### Problem
Search term "ylabel": please copy every line of the records below that contains it.

### Material for this task
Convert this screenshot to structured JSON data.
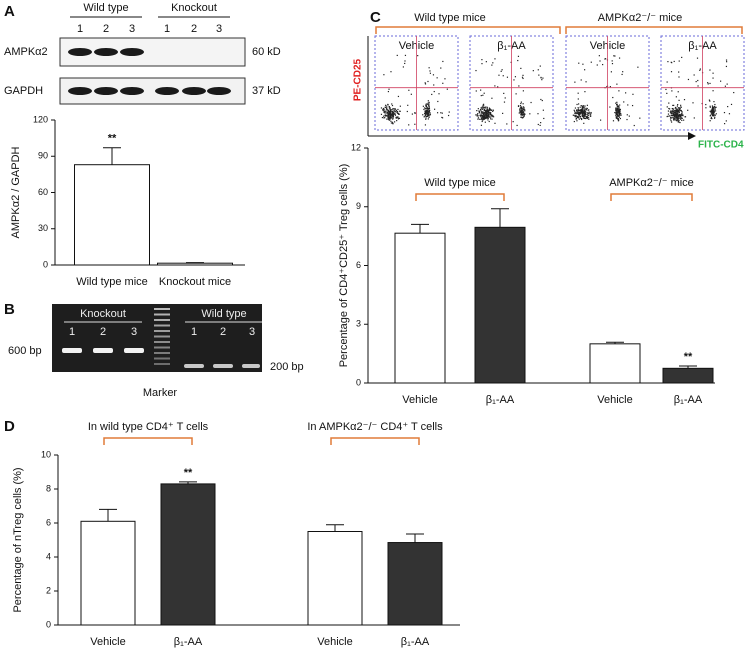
{
  "panel_labels": [
    "A",
    "B",
    "C",
    "D"
  ],
  "blot": {
    "groups": [
      "Wild type",
      "Knockout"
    ],
    "lanes": [
      "1",
      "2",
      "3",
      "1",
      "2",
      "3"
    ],
    "rows": [
      {
        "name": "AMPKα2",
        "size": "60 kD"
      },
      {
        "name": "GAPDH",
        "size": "37 kD"
      }
    ]
  },
  "gel": {
    "groups": [
      "Knockout",
      "Wild type"
    ],
    "lanes": [
      "1",
      "2",
      "3",
      "1",
      "2",
      "3"
    ],
    "left_size": "600 bp",
    "right_size": "200 bp",
    "marker": "Marker"
  },
  "flow": {
    "groups": [
      "Wild type mice",
      "AMPKα2⁻/⁻ mice"
    ],
    "plots": [
      "Vehicle",
      "β₁-AA",
      "Vehicle",
      "β₁-AA"
    ],
    "y_label": "PE-CD25",
    "x_label": "FITC-CD4"
  },
  "chart_data": [
    {
      "type": "bar",
      "ylabel": "AMPKα2 / GAPDH",
      "categories": [
        "Wild type mice",
        "Knockout mice"
      ],
      "values": [
        83,
        1.5
      ],
      "errors": [
        14,
        0.5
      ],
      "colors": [
        "#ffffff",
        "#ffffff"
      ],
      "significance": [
        "**",
        null
      ],
      "ylim": [
        0,
        120
      ],
      "yticks": [
        0,
        30,
        60,
        90,
        120
      ]
    },
    {
      "type": "bar",
      "ylabel": "Percentage of CD4⁺CD25⁺ Treg cells (%)",
      "groups": [
        "Wild type mice",
        "AMPKα2⁻/⁻ mice"
      ],
      "categories": [
        "Vehicle",
        "β₁-AA",
        "Vehicle",
        "β₁-AA"
      ],
      "values": [
        7.65,
        7.95,
        2.0,
        0.75
      ],
      "errors": [
        0.45,
        0.95,
        0.08,
        0.12
      ],
      "colors": [
        "#ffffff",
        "#333333",
        "#ffffff",
        "#333333"
      ],
      "significance": [
        null,
        null,
        null,
        "**"
      ],
      "ylim": [
        0,
        12
      ],
      "yticks": [
        0,
        3,
        6,
        9,
        12
      ]
    },
    {
      "type": "bar",
      "ylabel": "Percentage of nTreg cells (%)",
      "groups": [
        "In wild type CD4⁺ T cells",
        "In AMPKα2⁻/⁻ CD4⁺ T cells"
      ],
      "categories": [
        "Vehicle",
        "β₁-AA",
        "Vehicle",
        "β₁-AA"
      ],
      "values": [
        6.1,
        8.3,
        5.5,
        4.85
      ],
      "errors": [
        0.7,
        0.12,
        0.4,
        0.5
      ],
      "colors": [
        "#ffffff",
        "#333333",
        "#ffffff",
        "#333333"
      ],
      "significance": [
        null,
        "**",
        null,
        null
      ],
      "ylim": [
        0,
        10
      ],
      "yticks": [
        0,
        2,
        4,
        6,
        8,
        10
      ]
    }
  ]
}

### Solution to this exercise
      "ylabel": "AMPKα2 / GAPDH",
      "ylabel": "Percentage of CD4⁺CD25⁺ Treg cells (%)",
      "ylabel": "Percentage of nTreg cells (%)",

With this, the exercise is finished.